REQUIREMENTS> Every line that contains the word "name" should be copied out.

DATA EXCERPTS>
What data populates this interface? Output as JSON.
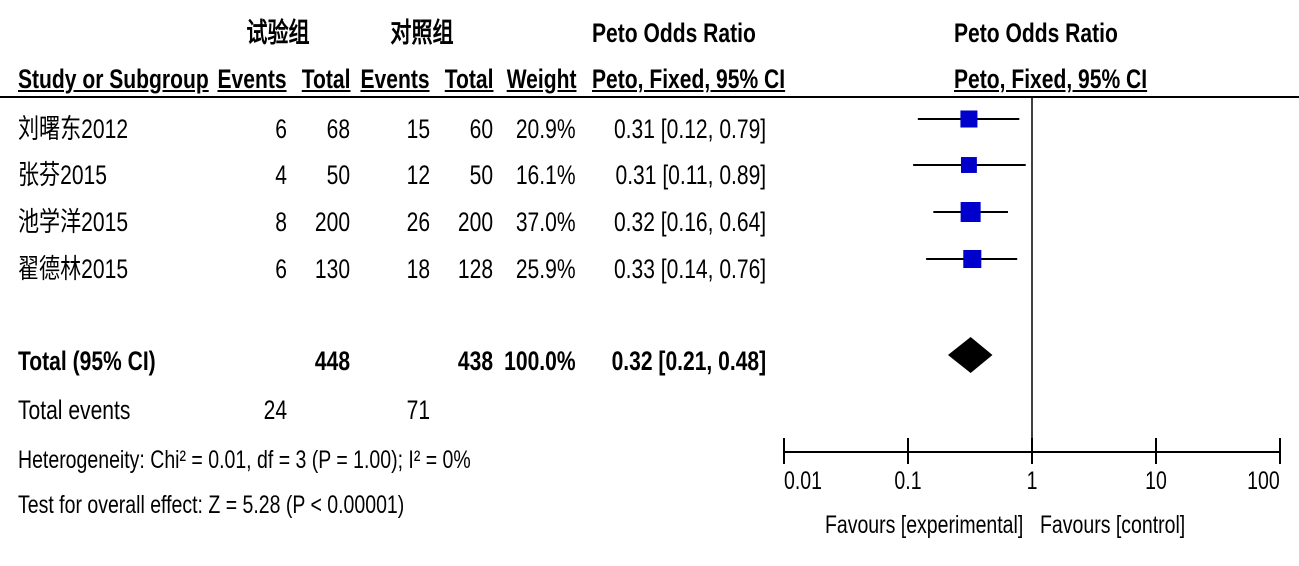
{
  "header": {
    "exp_group": "试验组",
    "ctl_group": "对照组",
    "ratio_title_left": "Peto Odds Ratio",
    "ratio_title_right": "Peto Odds Ratio",
    "study_col": "Study or Subgroup",
    "events_col": "Events",
    "total_col": "Total",
    "weight_col": "Weight",
    "ci_col_left": "Peto, Fixed, 95% CI",
    "ci_col_right": "Peto, Fixed, 95% CI"
  },
  "chart_data": {
    "type": "forest",
    "x_scale": "log",
    "xlim": [
      0.01,
      100
    ],
    "ticks": [
      0.01,
      0.1,
      1,
      10,
      100
    ],
    "tick_labels": [
      "0.01",
      "0.1",
      "1",
      "10",
      "100"
    ],
    "null_line": 1,
    "studies": [
      {
        "name": "刘曙东2012",
        "exp_events": "6",
        "exp_total": "68",
        "ctl_events": "15",
        "ctl_total": "60",
        "weight": "20.9%",
        "ci_text": "0.31 [0.12, 0.79]",
        "or": 0.31,
        "lo": 0.12,
        "hi": 0.79,
        "w": 20.9
      },
      {
        "name": "张芬2015",
        "exp_events": "4",
        "exp_total": "50",
        "ctl_events": "12",
        "ctl_total": "50",
        "weight": "16.1%",
        "ci_text": "0.31 [0.11, 0.89]",
        "or": 0.31,
        "lo": 0.11,
        "hi": 0.89,
        "w": 16.1
      },
      {
        "name": "池学洋2015",
        "exp_events": "8",
        "exp_total": "200",
        "ctl_events": "26",
        "ctl_total": "200",
        "weight": "37.0%",
        "ci_text": "0.32 [0.16, 0.64]",
        "or": 0.32,
        "lo": 0.16,
        "hi": 0.64,
        "w": 37.0
      },
      {
        "name": "翟德林2015",
        "exp_events": "6",
        "exp_total": "130",
        "ctl_events": "18",
        "ctl_total": "128",
        "weight": "25.9%",
        "ci_text": "0.33 [0.14, 0.76]",
        "or": 0.33,
        "lo": 0.14,
        "hi": 0.76,
        "w": 25.9
      }
    ],
    "total": {
      "label": "Total (95% CI)",
      "exp_total": "448",
      "ctl_total": "438",
      "weight": "100.0%",
      "ci_text": "0.32 [0.21, 0.48]",
      "or": 0.32,
      "lo": 0.21,
      "hi": 0.48
    },
    "total_events": {
      "label": "Total events",
      "exp": "24",
      "ctl": "71"
    },
    "heterogeneity": "Heterogeneity: Chi² = 0.01, df = 3 (P = 1.00); I² = 0%",
    "overall_effect": "Test for overall effect: Z = 5.28 (P < 0.00001)",
    "favours_left": "Favours [experimental]",
    "favours_right": "Favours [control]",
    "colors": {
      "square": "#0000cc",
      "diamond": "#000000",
      "line": "#000000"
    }
  }
}
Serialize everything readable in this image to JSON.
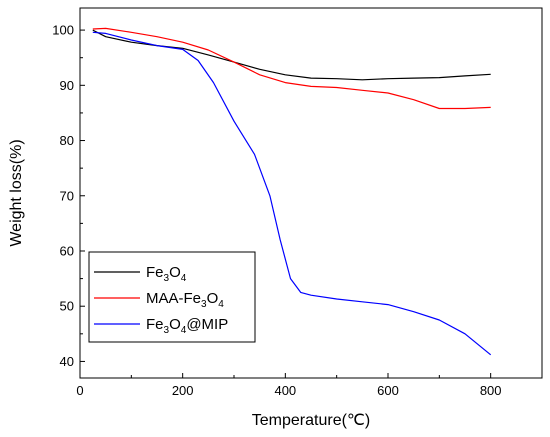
{
  "chart_data": {
    "type": "line",
    "xlabel": "Temperature(℃)",
    "ylabel": "Weight loss(%)",
    "xlim": [
      0,
      900
    ],
    "ylim": [
      37,
      104
    ],
    "xticks": [
      "0",
      "200",
      "400",
      "600",
      "800"
    ],
    "yticks": [
      "40",
      "50",
      "60",
      "70",
      "80",
      "90",
      "100"
    ],
    "grid": false,
    "legend_position": "bottom-left",
    "series": [
      {
        "name": "Fe3O4",
        "label_parts": [
          [
            "Fe",
            "3",
            "O",
            "4",
            ""
          ]
        ],
        "color": "#000000",
        "x": [
          25,
          50,
          100,
          150,
          200,
          250,
          300,
          350,
          400,
          450,
          500,
          550,
          600,
          650,
          700,
          750,
          800
        ],
        "y": [
          100,
          98.8,
          97.8,
          97.2,
          96.7,
          95.5,
          94.2,
          92.9,
          91.9,
          91.3,
          91.2,
          91.0,
          91.2,
          91.3,
          91.4,
          91.7,
          92.0
        ]
      },
      {
        "name": "MAA-Fe3O4",
        "label_parts": [
          [
            "MAA-Fe",
            "3",
            "O",
            "4",
            ""
          ]
        ],
        "color": "#ff0000",
        "x": [
          25,
          50,
          100,
          150,
          200,
          250,
          300,
          350,
          400,
          450,
          500,
          550,
          600,
          650,
          700,
          750,
          800
        ],
        "y": [
          100.2,
          100.3,
          99.6,
          98.8,
          97.8,
          96.4,
          94.2,
          91.9,
          90.5,
          89.8,
          89.6,
          89.1,
          88.6,
          87.4,
          85.8,
          85.8,
          86.0
        ]
      },
      {
        "name": "Fe3O4@MIP",
        "label_parts": [
          [
            "Fe",
            "3",
            "O",
            "4",
            "@MIP"
          ]
        ],
        "color": "#0000ff",
        "x": [
          25,
          50,
          100,
          150,
          200,
          230,
          260,
          300,
          340,
          370,
          390,
          410,
          430,
          450,
          500,
          550,
          600,
          650,
          700,
          750,
          800
        ],
        "y": [
          99.6,
          99.4,
          98.2,
          97.2,
          96.5,
          94.5,
          90.5,
          83.5,
          77.5,
          70.0,
          62.0,
          55.0,
          52.5,
          52.0,
          51.3,
          50.8,
          50.3,
          49.0,
          47.5,
          45.0,
          41.2
        ]
      }
    ]
  }
}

ANSWER TO THIS TASK>
        "name": "刘曙东2012",
        "name": "张芬2015",
        "name": "池学洋2015",
        "name": "翟德林2015",
        "name": "Fe3O4",
        "name": "MAA-Fe3O4",
        "name": "Fe3O4@MIP",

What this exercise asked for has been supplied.